Requirement:
Reply with one number: how many lines contain the word "stations".

Records contained in a dataset
** Begin **
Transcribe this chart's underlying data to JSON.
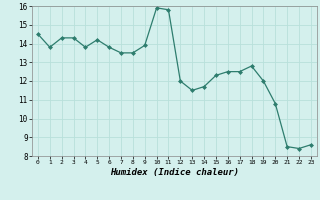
{
  "x": [
    0,
    1,
    2,
    3,
    4,
    5,
    6,
    7,
    8,
    9,
    10,
    11,
    12,
    13,
    14,
    15,
    16,
    17,
    18,
    19,
    20,
    21,
    22,
    23
  ],
  "y": [
    14.5,
    13.8,
    14.3,
    14.3,
    13.8,
    14.2,
    13.8,
    13.5,
    13.5,
    13.9,
    15.9,
    15.8,
    12.0,
    11.5,
    11.7,
    12.3,
    12.5,
    12.5,
    12.8,
    12.0,
    10.8,
    8.5,
    8.4,
    8.6
  ],
  "xlim": [
    -0.5,
    23.5
  ],
  "ylim": [
    8,
    16
  ],
  "yticks": [
    8,
    9,
    10,
    11,
    12,
    13,
    14,
    15,
    16
  ],
  "xticks": [
    0,
    1,
    2,
    3,
    4,
    5,
    6,
    7,
    8,
    9,
    10,
    11,
    12,
    13,
    14,
    15,
    16,
    17,
    18,
    19,
    20,
    21,
    22,
    23
  ],
  "xlabel": "Humidex (Indice chaleur)",
  "line_color": "#2e7d6e",
  "marker": "D",
  "marker_size": 2.0,
  "bg_color": "#d4f0ed",
  "grid_color": "#b8e0db",
  "title": ""
}
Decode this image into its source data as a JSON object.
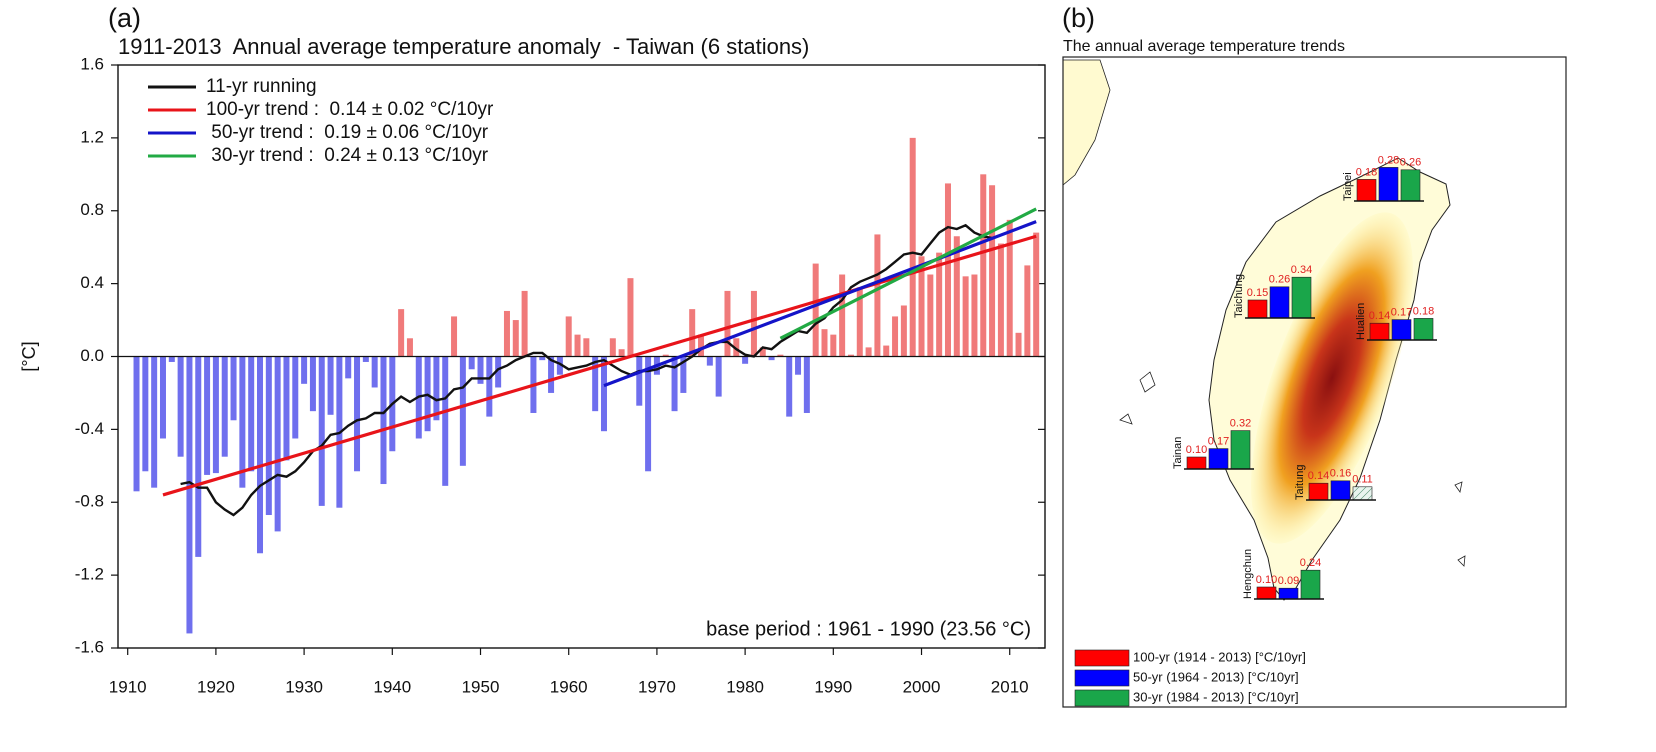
{
  "chart_data": [
    {
      "type": "bar",
      "label": "(a)",
      "title": "1911-2013  Annual average temperature anomaly  - Taiwan (6 stations)",
      "y_label": "[°C]",
      "annotation": "base period : 1961 - 1990 (23.56 °C)",
      "positive_color": "#f07a7a",
      "negative_color": "#6f6fee",
      "xlim": [
        1908.9,
        2014
      ],
      "ylim": [
        -1.6,
        1.6
      ],
      "xticks": [
        1910,
        1920,
        1930,
        1940,
        1950,
        1960,
        1970,
        1980,
        1990,
        2000,
        2010
      ],
      "yticks": [
        1.6,
        1.2,
        0.8,
        0.4,
        {
          "value": 0,
          "label": "0.0"
        },
        -0.4,
        -0.8,
        -1.2,
        -1.6
      ],
      "x": [
        1911,
        1912,
        1913,
        1914,
        1915,
        1916,
        1917,
        1918,
        1919,
        1920,
        1921,
        1922,
        1923,
        1924,
        1925,
        1926,
        1927,
        1928,
        1929,
        1930,
        1931,
        1932,
        1933,
        1934,
        1935,
        1936,
        1937,
        1938,
        1939,
        1940,
        1941,
        1942,
        1943,
        1944,
        1945,
        1946,
        1947,
        1948,
        1949,
        1950,
        1951,
        1952,
        1953,
        1954,
        1955,
        1956,
        1957,
        1958,
        1959,
        1960,
        1961,
        1962,
        1963,
        1964,
        1965,
        1966,
        1967,
        1968,
        1969,
        1970,
        1971,
        1972,
        1973,
        1974,
        1975,
        1976,
        1977,
        1978,
        1979,
        1980,
        1981,
        1982,
        1983,
        1984,
        1985,
        1986,
        1987,
        1988,
        1989,
        1990,
        1991,
        1992,
        1993,
        1994,
        1995,
        1996,
        1997,
        1998,
        1999,
        2000,
        2001,
        2002,
        2003,
        2004,
        2005,
        2006,
        2007,
        2008,
        2009,
        2010,
        2011,
        2012,
        2013
      ],
      "values": [
        -0.74,
        -0.63,
        -0.72,
        -0.45,
        -0.03,
        -0.55,
        -1.52,
        -1.1,
        -0.65,
        -0.64,
        -0.55,
        -0.35,
        -0.72,
        -0.63,
        -1.08,
        -0.87,
        -0.96,
        -0.57,
        -0.45,
        -0.15,
        -0.3,
        -0.82,
        -0.32,
        -0.83,
        -0.12,
        -0.63,
        -0.03,
        -0.17,
        -0.7,
        -0.52,
        0.26,
        0.1,
        -0.45,
        -0.41,
        -0.35,
        -0.71,
        0.22,
        -0.6,
        -0.07,
        -0.15,
        -0.33,
        -0.17,
        0.25,
        0.2,
        0.36,
        -0.31,
        -0.02,
        -0.2,
        -0.1,
        0.22,
        0.12,
        0.1,
        -0.3,
        -0.41,
        0.1,
        0.04,
        0.43,
        -0.27,
        -0.63,
        -0.1,
        0.01,
        -0.3,
        -0.2,
        0.26,
        0.12,
        -0.05,
        -0.22,
        0.36,
        0.1,
        -0.04,
        0.36,
        0.05,
        -0.02,
        0.01,
        -0.33,
        -0.1,
        -0.31,
        0.51,
        0.15,
        0.12,
        0.45,
        0.01,
        0.38,
        0.05,
        0.67,
        0.06,
        0.22,
        0.28,
        1.2,
        0.55,
        0.45,
        0.57,
        0.95,
        0.66,
        0.44,
        0.45,
        1.0,
        0.94,
        0.62,
        0.75,
        0.13,
        0.5,
        0.68
      ],
      "series": [
        {
          "name": "11-yr running",
          "color": "#111111",
          "values": [
            null,
            null,
            null,
            null,
            null,
            -0.7,
            -0.69,
            -0.72,
            -0.72,
            -0.8,
            -0.84,
            -0.87,
            -0.83,
            -0.76,
            -0.71,
            -0.68,
            -0.65,
            -0.66,
            -0.63,
            -0.58,
            -0.52,
            -0.49,
            -0.43,
            -0.42,
            -0.38,
            -0.35,
            -0.34,
            -0.31,
            -0.31,
            -0.26,
            -0.22,
            -0.25,
            -0.22,
            -0.21,
            -0.24,
            -0.23,
            -0.18,
            -0.17,
            -0.12,
            -0.12,
            -0.12,
            -0.07,
            -0.05,
            -0.02,
            0,
            0.02,
            0.02,
            -0.02,
            -0.04,
            -0.07,
            -0.06,
            -0.05,
            -0.03,
            -0.02,
            -0.05,
            -0.08,
            -0.1,
            -0.08,
            -0.08,
            -0.07,
            -0.05,
            -0.06,
            -0.03,
            0,
            0.04,
            0.07,
            0.08,
            0.08,
            0.04,
            0.01,
            0,
            0.05,
            0.04,
            0.08,
            0.11,
            0.14,
            0.13,
            0.18,
            0.21,
            0.27,
            0.31,
            0.38,
            0.41,
            0.43,
            0.45,
            0.48,
            0.52,
            0.56,
            0.57,
            0.56,
            0.62,
            0.68,
            0.71,
            0.7,
            0.72,
            0.68,
            0.66,
            0.65,
            null,
            null,
            null,
            null,
            null
          ]
        }
      ],
      "trends": [
        {
          "name": "100-yr trend :  0.14 ± 0.02 °C/10yr",
          "color": "#e8141a",
          "x": [
            1914,
            2013
          ],
          "values": [
            -0.76,
            0.66
          ]
        },
        {
          "name": " 50-yr trend :  0.19 ± 0.06 °C/10yr",
          "color": "#1414c8",
          "x": [
            1964,
            2013
          ],
          "values": [
            -0.16,
            0.74
          ]
        },
        {
          "name": " 30-yr trend :  0.24 ± 0.13 °C/10yr",
          "color": "#22aa44",
          "x": [
            1984,
            2013
          ],
          "values": [
            0.1,
            0.81
          ]
        }
      ]
    },
    {
      "type": "station-bars",
      "label": "(b)",
      "title": "The annual average temperature trends",
      "series": [
        {
          "name": "100-yr (1914 - 2013) [°C/10yr]",
          "color": "#ff0000"
        },
        {
          "name": "50-yr (1964 - 2013) [°C/10yr]",
          "color": "#0000ff"
        },
        {
          "name": "30-yr (1984 - 2013) [°C/10yr]",
          "color": "#1aa64a"
        }
      ],
      "stations": [
        {
          "name": "Taipei",
          "values": [
            0.18,
            0.28,
            0.26
          ],
          "hatched": [
            false,
            false,
            false
          ]
        },
        {
          "name": "Taichung",
          "values": [
            0.15,
            0.26,
            0.34
          ],
          "hatched": [
            false,
            false,
            false
          ]
        },
        {
          "name": "Hualien",
          "values": [
            0.14,
            0.17,
            0.18
          ],
          "hatched": [
            false,
            false,
            false
          ]
        },
        {
          "name": "Tainan",
          "values": [
            0.1,
            0.17,
            0.32
          ],
          "value_labels": [
            "0.10",
            "0.17",
            "0.32"
          ],
          "hatched": [
            false,
            false,
            false
          ]
        },
        {
          "name": "Taitung",
          "values": [
            0.14,
            0.16,
            0.11
          ],
          "hatched": [
            false,
            false,
            true
          ]
        },
        {
          "name": "Hengchun",
          "values": [
            0.1,
            0.09,
            0.24
          ],
          "value_labels": [
            "0.10",
            "0.09",
            "0.24"
          ],
          "hatched": [
            false,
            false,
            false
          ]
        }
      ]
    }
  ]
}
** End **
Answer below:
2